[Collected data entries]
################

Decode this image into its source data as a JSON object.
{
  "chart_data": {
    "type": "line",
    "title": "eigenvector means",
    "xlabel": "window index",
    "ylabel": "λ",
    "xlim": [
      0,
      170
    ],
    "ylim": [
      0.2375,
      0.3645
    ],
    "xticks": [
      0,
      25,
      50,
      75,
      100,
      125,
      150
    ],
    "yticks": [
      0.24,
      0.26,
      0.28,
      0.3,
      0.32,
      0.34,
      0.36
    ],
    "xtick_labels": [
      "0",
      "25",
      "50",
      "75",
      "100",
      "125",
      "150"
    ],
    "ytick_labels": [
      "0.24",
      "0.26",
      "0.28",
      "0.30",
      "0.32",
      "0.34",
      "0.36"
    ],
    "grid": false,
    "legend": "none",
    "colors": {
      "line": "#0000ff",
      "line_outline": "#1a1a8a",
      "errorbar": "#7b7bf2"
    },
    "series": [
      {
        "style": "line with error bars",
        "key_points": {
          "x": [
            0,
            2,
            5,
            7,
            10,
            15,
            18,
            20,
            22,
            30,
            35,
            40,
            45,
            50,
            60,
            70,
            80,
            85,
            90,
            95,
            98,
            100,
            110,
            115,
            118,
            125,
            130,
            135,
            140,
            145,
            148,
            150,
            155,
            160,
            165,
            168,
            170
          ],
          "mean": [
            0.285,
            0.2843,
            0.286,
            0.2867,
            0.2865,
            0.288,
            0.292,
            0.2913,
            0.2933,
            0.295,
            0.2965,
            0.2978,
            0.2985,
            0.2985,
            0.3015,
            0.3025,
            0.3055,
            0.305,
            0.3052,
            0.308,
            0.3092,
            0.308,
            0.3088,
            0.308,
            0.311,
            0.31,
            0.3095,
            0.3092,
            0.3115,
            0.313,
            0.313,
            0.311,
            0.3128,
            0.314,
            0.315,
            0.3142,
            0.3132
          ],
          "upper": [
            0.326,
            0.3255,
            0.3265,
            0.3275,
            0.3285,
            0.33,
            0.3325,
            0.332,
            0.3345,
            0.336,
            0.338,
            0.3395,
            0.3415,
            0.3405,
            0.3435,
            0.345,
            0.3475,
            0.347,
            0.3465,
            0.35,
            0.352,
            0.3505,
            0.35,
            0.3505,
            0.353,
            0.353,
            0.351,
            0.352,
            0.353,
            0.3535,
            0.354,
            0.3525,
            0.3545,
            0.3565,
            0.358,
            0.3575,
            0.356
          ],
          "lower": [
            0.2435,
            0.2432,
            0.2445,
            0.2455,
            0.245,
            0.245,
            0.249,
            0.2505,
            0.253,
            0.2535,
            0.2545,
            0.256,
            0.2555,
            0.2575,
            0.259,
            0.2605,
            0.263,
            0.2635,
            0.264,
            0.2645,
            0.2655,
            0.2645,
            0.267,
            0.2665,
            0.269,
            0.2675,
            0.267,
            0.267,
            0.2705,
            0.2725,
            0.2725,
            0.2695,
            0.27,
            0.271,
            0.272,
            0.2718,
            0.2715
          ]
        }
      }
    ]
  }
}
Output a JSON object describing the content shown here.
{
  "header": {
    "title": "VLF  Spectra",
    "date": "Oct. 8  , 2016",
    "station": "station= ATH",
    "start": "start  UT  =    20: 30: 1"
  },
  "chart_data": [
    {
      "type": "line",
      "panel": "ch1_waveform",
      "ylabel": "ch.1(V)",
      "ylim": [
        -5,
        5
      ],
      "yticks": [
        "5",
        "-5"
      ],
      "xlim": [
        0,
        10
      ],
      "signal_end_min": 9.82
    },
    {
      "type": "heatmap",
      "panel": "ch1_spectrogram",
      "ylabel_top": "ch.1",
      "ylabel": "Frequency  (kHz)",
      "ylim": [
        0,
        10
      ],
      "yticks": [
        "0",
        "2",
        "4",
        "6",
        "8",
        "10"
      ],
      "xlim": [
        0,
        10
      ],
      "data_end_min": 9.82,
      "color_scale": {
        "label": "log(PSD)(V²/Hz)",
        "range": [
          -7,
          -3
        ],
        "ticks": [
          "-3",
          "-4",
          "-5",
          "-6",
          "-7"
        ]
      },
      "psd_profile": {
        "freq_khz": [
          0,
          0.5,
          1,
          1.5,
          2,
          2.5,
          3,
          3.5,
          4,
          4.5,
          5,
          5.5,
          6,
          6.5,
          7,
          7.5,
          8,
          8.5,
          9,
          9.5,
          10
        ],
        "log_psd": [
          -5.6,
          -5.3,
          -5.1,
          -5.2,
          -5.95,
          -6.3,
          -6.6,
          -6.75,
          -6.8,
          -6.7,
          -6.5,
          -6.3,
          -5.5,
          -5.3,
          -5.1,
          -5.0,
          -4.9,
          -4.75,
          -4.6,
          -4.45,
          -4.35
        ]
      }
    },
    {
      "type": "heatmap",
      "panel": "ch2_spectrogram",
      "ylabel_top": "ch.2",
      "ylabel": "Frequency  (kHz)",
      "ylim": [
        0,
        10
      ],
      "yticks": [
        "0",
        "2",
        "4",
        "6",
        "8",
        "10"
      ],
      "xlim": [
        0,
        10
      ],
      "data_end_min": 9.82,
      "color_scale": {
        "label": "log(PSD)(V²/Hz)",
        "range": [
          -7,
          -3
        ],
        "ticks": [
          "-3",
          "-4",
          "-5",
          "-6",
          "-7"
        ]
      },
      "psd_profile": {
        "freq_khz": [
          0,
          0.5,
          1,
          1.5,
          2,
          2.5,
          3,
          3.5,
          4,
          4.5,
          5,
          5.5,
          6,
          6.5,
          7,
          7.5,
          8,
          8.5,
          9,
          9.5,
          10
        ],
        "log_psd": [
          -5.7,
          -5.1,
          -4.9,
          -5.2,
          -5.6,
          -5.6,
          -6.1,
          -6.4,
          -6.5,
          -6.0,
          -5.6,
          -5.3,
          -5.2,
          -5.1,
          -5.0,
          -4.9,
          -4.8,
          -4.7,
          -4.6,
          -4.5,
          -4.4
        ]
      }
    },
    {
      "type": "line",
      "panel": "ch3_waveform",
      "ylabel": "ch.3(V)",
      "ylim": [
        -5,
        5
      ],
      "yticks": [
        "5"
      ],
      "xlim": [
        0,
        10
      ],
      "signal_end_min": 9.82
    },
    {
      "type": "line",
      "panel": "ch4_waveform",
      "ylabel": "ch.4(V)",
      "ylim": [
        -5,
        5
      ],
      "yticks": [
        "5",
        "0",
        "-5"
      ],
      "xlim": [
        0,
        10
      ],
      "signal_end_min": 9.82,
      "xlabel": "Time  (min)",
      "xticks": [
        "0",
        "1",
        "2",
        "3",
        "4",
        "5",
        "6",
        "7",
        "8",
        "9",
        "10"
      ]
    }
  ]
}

################

AIM OF THE TASK: Repeat the data in its entirety, character for character.

RESULT OF THIS EXERCISE:
Decode this image into its source data as a JSON object.
{
  "chart_data": {
    "type": "line",
    "title": "eigenvector means",
    "xlabel": "window index",
    "ylabel": "λ",
    "xlim": [
      0,
      170
    ],
    "ylim": [
      0.2375,
      0.3645
    ],
    "xticks": [
      0,
      25,
      50,
      75,
      100,
      125,
      150
    ],
    "yticks": [
      0.24,
      0.26,
      0.28,
      0.3,
      0.32,
      0.34,
      0.36
    ],
    "xtick_labels": [
      "0",
      "25",
      "50",
      "75",
      "100",
      "125",
      "150"
    ],
    "ytick_labels": [
      "0.24",
      "0.26",
      "0.28",
      "0.30",
      "0.32",
      "0.34",
      "0.36"
    ],
    "grid": false,
    "legend": "none",
    "colors": {
      "line": "#0000ff",
      "line_outline": "#1a1a8a",
      "errorbar": "#7b7bf2"
    },
    "series": [
      {
        "style": "line with error bars",
        "key_points": {
          "x": [
            0,
            2,
            5,
            7,
            10,
            15,
            18,
            20,
            22,
            30,
            35,
            40,
            45,
            50,
            60,
            70,
            80,
            85,
            90,
            95,
            98,
            100,
            110,
            115,
            118,
            125,
            130,
            135,
            140,
            145,
            148,
            150,
            155,
            160,
            165,
            168,
            170
          ],
          "mean": [
            0.285,
            0.2843,
            0.286,
            0.2867,
            0.2865,
            0.288,
            0.292,
            0.2913,
            0.2933,
            0.295,
            0.2965,
            0.2978,
            0.2985,
            0.2985,
            0.3015,
            0.3025,
            0.3055,
            0.305,
            0.3052,
            0.308,
            0.3092,
            0.308,
            0.3088,
            0.308,
            0.311,
            0.31,
            0.3095,
            0.3092,
            0.3115,
            0.313,
            0.313,
            0.311,
            0.3128,
            0.314,
            0.315,
            0.3142,
            0.3132
          ],
          "upper": [
            0.326,
            0.3255,
            0.3265,
            0.3275,
            0.3285,
            0.33,
            0.3325,
            0.332,
            0.3345,
            0.336,
            0.338,
            0.3395,
            0.3415,
            0.3405,
            0.3435,
            0.345,
            0.3475,
            0.347,
            0.3465,
            0.35,
            0.352,
            0.3505,
            0.35,
            0.3505,
            0.353,
            0.353,
            0.351,
            0.352,
            0.353,
            0.3535,
            0.354,
            0.3525,
            0.3545,
            0.3565,
            0.358,
            0.3575,
            0.356
          ],
          "lower": [
            0.2435,
            0.2432,
            0.2445,
            0.2455,
            0.245,
            0.245,
            0.249,
            0.2505,
            0.253,
            0.2535,
            0.2545,
            0.256,
            0.2555,
            0.2575,
            0.259,
            0.2605,
            0.263,
            0.2635,
            0.264,
            0.2645,
            0.2655,
            0.2645,
            0.267,
            0.2665,
            0.269,
            0.2675,
            0.267,
            0.267,
            0.2705,
            0.2725,
            0.2725,
            0.2695,
            0.27,
            0.271,
            0.272,
            0.2718,
            0.2715
          ]
        }
      }
    ]
  }
}
Output a JSON object describing the content shown here.
{
  "header": {
    "title": "VLF  Spectra",
    "date": "Oct. 8  , 2016",
    "station": "station= ATH",
    "start": "start  UT  =    20: 30: 1"
  },
  "chart_data": [
    {
      "type": "line",
      "panel": "ch1_waveform",
      "ylabel": "ch.1(V)",
      "ylim": [
        -5,
        5
      ],
      "yticks": [
        "5",
        "-5"
      ],
      "xlim": [
        0,
        10
      ],
      "signal_end_min": 9.82
    },
    {
      "type": "heatmap",
      "panel": "ch1_spectrogram",
      "ylabel_top": "ch.1",
      "ylabel": "Frequency  (kHz)",
      "ylim": [
        0,
        10
      ],
      "yticks": [
        "0",
        "2",
        "4",
        "6",
        "8",
        "10"
      ],
      "xlim": [
        0,
        10
      ],
      "data_end_min": 9.82,
      "color_scale": {
        "label": "log(PSD)(V²/Hz)",
        "range": [
          -7,
          -3
        ],
        "ticks": [
          "-3",
          "-4",
          "-5",
          "-6",
          "-7"
        ]
      },
      "psd_profile": {
        "freq_khz": [
          0,
          0.5,
          1,
          1.5,
          2,
          2.5,
          3,
          3.5,
          4,
          4.5,
          5,
          5.5,
          6,
          6.5,
          7,
          7.5,
          8,
          8.5,
          9,
          9.5,
          10
        ],
        "log_psd": [
          -5.6,
          -5.3,
          -5.1,
          -5.2,
          -5.95,
          -6.3,
          -6.6,
          -6.75,
          -6.8,
          -6.7,
          -6.5,
          -6.3,
          -5.5,
          -5.3,
          -5.1,
          -5.0,
          -4.9,
          -4.75,
          -4.6,
          -4.45,
          -4.35
        ]
      }
    },
    {
      "type": "heatmap",
      "panel": "ch2_spectrogram",
      "ylabel_top": "ch.2",
      "ylabel": "Frequency  (kHz)",
      "ylim": [
        0,
        10
      ],
      "yticks": [
        "0",
        "2",
        "4",
        "6",
        "8",
        "10"
      ],
      "xlim": [
        0,
        10
      ],
      "data_end_min": 9.82,
      "color_scale": {
        "label": "log(PSD)(V²/Hz)",
        "range": [
          -7,
          -3
        ],
        "ticks": [
          "-3",
          "-4",
          "-5",
          "-6",
          "-7"
        ]
      },
      "psd_profile": {
        "freq_khz": [
          0,
          0.5,
          1,
          1.5,
          2,
          2.5,
          3,
          3.5,
          4,
          4.5,
          5,
          5.5,
          6,
          6.5,
          7,
          7.5,
          8,
          8.5,
          9,
          9.5,
          10
        ],
        "log_psd": [
          -5.7,
          -5.1,
          -4.9,
          -5.2,
          -5.6,
          -5.6,
          -6.1,
          -6.4,
          -6.5,
          -6.0,
          -5.6,
          -5.3,
          -5.2,
          -5.1,
          -5.0,
          -4.9,
          -4.8,
          -4.7,
          -4.6,
          -4.5,
          -4.4
        ]
      }
    },
    {
      "type": "line",
      "panel": "ch3_waveform",
      "ylabel": "ch.3(V)",
      "ylim": [
        -5,
        5
      ],
      "yticks": [
        "5"
      ],
      "xlim": [
        0,
        10
      ],
      "signal_end_min": 9.82
    },
    {
      "type": "line",
      "panel": "ch4_waveform",
      "ylabel": "ch.4(V)",
      "ylim": [
        -5,
        5
      ],
      "yticks": [
        "5",
        "0",
        "-5"
      ],
      "xlim": [
        0,
        10
      ],
      "signal_end_min": 9.82,
      "xlabel": "Time  (min)",
      "xticks": [
        "0",
        "1",
        "2",
        "3",
        "4",
        "5",
        "6",
        "7",
        "8",
        "9",
        "10"
      ]
    }
  ]
}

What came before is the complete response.